* Begin PASSAGE PROVIDED *

Friday, 22 February 2013

'Seekers Return to the Wild: River of Lost Bears' Erin Hunter - By Bobbie Lee Gover 8WE


This is a book by Erin Hunter which follows the journey of four bears - Toklo, a grizzly bear, Lusa, a black bear, and Kallik and Yakone, two polar bears. I wanted to read it because I had read the previous books, which I loved.
 
In this book, they have come off the arctic ice, and their journey is apparently over, with Toklo and Lusa looking for their true home with Kallik and Yakone accompaning them on the way - when Toklo and Lusa find their home, Kallik and Yakone will go back to Hudson Bay. They have to face the dangers of the land - cliffs, fierce rivers, territorial bears and most of all, humans.
 
Set in the present, in the forests, Toklo and Lusa are thriving, but Kallik and Yakone are struggling in the unfamiliar territory. They face the danger of a territorial bear named Hakan, who is bullying his sister, Chenoa. Toklo, feeling sorry for Chenoa, convinces her to join them on their journey, and Lusa and Chenoa become close friends. However, Chenoa is later killed when she falls off a waterfall, and Lusa descends into a dark mood. However, Lusa find Chenoa's 'spirit tree'. A spirit tree, to black bears like Lusa, is where the spirit of a bear goes when it dies. But humans cut it down, and put it in the river with other spirit trees. The bears manage to free them, and they continue on their journey. But then Yakone gets critically injured in a human footholder trap when he gets his paw caught. Coyotes begin to track them all, waiting for Yakone to die. They don't bother to attack, and are not afraid of any of them at all. Lusa organizes a plan - Yakone will act dead, and the rest of them will ambush the coyotes. The plan is sucessful - but then coyotes rejoin, with more then before. The bears have to jump onto a train to escape, and Toklo narrowly avoids being killed by the train, leaving the story to be continued in the next book. It is genuinly a story of mixed emotion; the genre is adventure and a bit of fantasy.

* End PASSAGE PROVIDED *
* Begin SUPPLIED RECORDS *

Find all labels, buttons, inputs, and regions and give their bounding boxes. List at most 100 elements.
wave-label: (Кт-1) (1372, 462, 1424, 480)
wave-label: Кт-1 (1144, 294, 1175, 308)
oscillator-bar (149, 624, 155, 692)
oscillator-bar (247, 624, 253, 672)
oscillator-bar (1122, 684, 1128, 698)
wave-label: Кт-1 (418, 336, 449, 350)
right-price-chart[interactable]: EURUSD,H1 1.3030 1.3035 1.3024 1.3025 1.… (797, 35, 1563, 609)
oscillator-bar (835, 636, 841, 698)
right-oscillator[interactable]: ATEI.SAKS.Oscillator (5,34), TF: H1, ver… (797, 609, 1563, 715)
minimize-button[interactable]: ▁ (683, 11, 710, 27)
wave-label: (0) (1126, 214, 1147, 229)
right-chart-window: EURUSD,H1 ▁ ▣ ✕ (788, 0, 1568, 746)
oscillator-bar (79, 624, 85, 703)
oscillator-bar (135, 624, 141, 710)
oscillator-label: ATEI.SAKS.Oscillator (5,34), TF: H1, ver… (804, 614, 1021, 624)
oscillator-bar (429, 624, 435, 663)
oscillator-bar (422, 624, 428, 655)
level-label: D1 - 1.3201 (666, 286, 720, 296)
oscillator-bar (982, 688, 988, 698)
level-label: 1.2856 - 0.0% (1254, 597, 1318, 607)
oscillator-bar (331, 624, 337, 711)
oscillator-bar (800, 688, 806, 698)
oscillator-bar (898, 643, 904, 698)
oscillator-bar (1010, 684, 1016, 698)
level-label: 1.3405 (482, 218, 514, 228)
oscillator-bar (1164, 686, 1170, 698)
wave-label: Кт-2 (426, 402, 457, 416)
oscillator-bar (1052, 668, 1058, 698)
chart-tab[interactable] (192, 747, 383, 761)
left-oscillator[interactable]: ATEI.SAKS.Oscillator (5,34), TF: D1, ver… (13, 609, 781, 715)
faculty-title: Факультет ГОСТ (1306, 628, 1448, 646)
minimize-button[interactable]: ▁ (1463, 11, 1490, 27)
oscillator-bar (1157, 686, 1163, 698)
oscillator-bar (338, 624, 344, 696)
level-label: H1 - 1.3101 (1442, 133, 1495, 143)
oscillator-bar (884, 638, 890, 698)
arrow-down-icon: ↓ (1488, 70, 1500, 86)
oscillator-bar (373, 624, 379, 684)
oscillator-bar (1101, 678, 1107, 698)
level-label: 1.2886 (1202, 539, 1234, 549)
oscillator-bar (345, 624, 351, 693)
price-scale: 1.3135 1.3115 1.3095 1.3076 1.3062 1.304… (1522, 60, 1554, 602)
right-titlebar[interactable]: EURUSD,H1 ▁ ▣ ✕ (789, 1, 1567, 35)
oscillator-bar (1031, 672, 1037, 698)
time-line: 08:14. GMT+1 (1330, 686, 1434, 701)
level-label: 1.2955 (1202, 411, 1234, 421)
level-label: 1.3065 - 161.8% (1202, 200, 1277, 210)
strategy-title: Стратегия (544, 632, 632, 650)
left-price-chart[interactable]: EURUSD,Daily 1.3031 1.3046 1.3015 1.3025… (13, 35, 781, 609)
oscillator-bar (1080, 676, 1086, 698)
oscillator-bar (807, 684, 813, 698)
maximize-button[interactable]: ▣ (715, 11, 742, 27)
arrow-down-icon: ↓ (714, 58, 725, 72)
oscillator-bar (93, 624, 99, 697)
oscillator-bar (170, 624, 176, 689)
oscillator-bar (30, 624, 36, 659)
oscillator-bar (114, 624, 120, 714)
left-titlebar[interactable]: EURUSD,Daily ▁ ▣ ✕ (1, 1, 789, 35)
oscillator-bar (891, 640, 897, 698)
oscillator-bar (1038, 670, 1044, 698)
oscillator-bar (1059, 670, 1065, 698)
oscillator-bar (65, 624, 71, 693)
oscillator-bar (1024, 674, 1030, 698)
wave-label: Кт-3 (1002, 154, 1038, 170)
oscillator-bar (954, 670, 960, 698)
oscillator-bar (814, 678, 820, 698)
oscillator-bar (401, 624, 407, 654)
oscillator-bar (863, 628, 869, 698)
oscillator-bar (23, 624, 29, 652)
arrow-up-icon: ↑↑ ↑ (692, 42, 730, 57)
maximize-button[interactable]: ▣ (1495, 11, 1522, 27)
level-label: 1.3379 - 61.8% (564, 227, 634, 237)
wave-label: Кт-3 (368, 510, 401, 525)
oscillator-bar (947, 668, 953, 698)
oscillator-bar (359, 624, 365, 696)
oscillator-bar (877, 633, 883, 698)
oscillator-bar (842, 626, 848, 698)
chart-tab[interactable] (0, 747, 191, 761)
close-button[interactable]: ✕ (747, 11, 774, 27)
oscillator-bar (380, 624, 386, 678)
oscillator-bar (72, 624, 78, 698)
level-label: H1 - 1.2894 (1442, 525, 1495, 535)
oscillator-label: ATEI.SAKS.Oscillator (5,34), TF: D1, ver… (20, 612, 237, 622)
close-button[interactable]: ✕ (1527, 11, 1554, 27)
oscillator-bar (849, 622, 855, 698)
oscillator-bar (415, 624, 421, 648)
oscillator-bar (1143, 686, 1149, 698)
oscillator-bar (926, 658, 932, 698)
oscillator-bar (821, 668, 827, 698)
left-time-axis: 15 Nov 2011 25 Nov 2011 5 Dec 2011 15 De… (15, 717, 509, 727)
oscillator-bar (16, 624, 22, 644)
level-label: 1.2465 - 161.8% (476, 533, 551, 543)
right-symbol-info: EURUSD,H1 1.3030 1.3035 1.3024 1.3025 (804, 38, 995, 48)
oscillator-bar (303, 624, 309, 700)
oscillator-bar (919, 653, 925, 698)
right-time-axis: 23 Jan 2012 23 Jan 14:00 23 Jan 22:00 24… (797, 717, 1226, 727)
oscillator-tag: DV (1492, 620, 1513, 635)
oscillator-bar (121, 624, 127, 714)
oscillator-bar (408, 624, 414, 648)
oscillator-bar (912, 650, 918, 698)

* End SUPPLIED RECORDS *

GIVEN PROBLEM A: Reproduce the passage of the book review between "Friday, 22 February" and "of all, humans.", inclusive, word for word.
GIVEN PROBLEM B: Quote the entries from their first line through the line that contains "level-label: 1.3065 - 161.8%", inclusive.

WORKED SOLUTION A:
Friday, 22 February 2013

'Seekers Return to the Wild: River of Lost Bears' Erin Hunter - By Bobbie Lee Gover 8WE


This is a book by Erin Hunter which follows the journey of four bears - Toklo, a grizzly bear, Lusa, a black bear, and Kallik and Yakone, two polar bears. I wanted to read it because I had read the previous books, which I loved.
 
In this book, they have come off the arctic ice, and their journey is apparently over, with Toklo and Lusa looking for their true home with Kallik and Yakone accompaning them on the way - when Toklo and Lusa find their home, Kallik and Yakone will go back to Hudson Bay. They have to face the dangers of the land - cliffs, fierce rivers, territorial bears and most of all, humans.

WORKED SOLUTION B:
Find all labels, buttons, inputs, and regions and give their bounding boxes. List at most 100 elements.
wave-label: (Кт-1) (1372, 462, 1424, 480)
wave-label: Кт-1 (1144, 294, 1175, 308)
oscillator-bar (149, 624, 155, 692)
oscillator-bar (247, 624, 253, 672)
oscillator-bar (1122, 684, 1128, 698)
wave-label: Кт-1 (418, 336, 449, 350)
right-price-chart[interactable]: EURUSD,H1 1.3030 1.3035 1.3024 1.3025 1.… (797, 35, 1563, 609)
oscillator-bar (835, 636, 841, 698)
right-oscillator[interactable]: ATEI.SAKS.Oscillator (5,34), TF: H1, ver… (797, 609, 1563, 715)
minimize-button[interactable]: ▁ (683, 11, 710, 27)
wave-label: (0) (1126, 214, 1147, 229)
right-chart-window: EURUSD,H1 ▁ ▣ ✕ (788, 0, 1568, 746)
oscillator-bar (79, 624, 85, 703)
oscillator-bar (135, 624, 141, 710)
oscillator-label: ATEI.SAKS.Oscillator (5,34), TF: H1, ver… (804, 614, 1021, 624)
oscillator-bar (429, 624, 435, 663)
oscillator-bar (422, 624, 428, 655)
level-label: D1 - 1.3201 (666, 286, 720, 296)
oscillator-bar (982, 688, 988, 698)
level-label: 1.2856 - 0.0% (1254, 597, 1318, 607)
oscillator-bar (331, 624, 337, 711)
oscillator-bar (800, 688, 806, 698)
oscillator-bar (898, 643, 904, 698)
oscillator-bar (1010, 684, 1016, 698)
level-label: 1.3405 (482, 218, 514, 228)
oscillator-bar (1164, 686, 1170, 698)
wave-label: Кт-2 (426, 402, 457, 416)
oscillator-bar (1052, 668, 1058, 698)
chart-tab[interactable] (192, 747, 383, 761)
left-oscillator[interactable]: ATEI.SAKS.Oscillator (5,34), TF: D1, ver… (13, 609, 781, 715)
faculty-title: Факультет ГОСТ (1306, 628, 1448, 646)
minimize-button[interactable]: ▁ (1463, 11, 1490, 27)
oscillator-bar (1157, 686, 1163, 698)
oscillator-bar (338, 624, 344, 696)
level-label: H1 - 1.3101 (1442, 133, 1495, 143)
oscillator-bar (884, 638, 890, 698)
arrow-down-icon: ↓ (1488, 70, 1500, 86)
oscillator-bar (373, 624, 379, 684)
oscillator-bar (1101, 678, 1107, 698)
level-label: 1.2886 (1202, 539, 1234, 549)
oscillator-bar (345, 624, 351, 693)
price-scale: 1.3135 1.3115 1.3095 1.3076 1.3062 1.304… (1522, 60, 1554, 602)
right-titlebar[interactable]: EURUSD,H1 ▁ ▣ ✕ (789, 1, 1567, 35)
oscillator-bar (1031, 672, 1037, 698)
time-line: 08:14. GMT+1 (1330, 686, 1434, 701)
level-label: 1.2955 (1202, 411, 1234, 421)
level-label: 1.3065 - 161.8% (1202, 200, 1277, 210)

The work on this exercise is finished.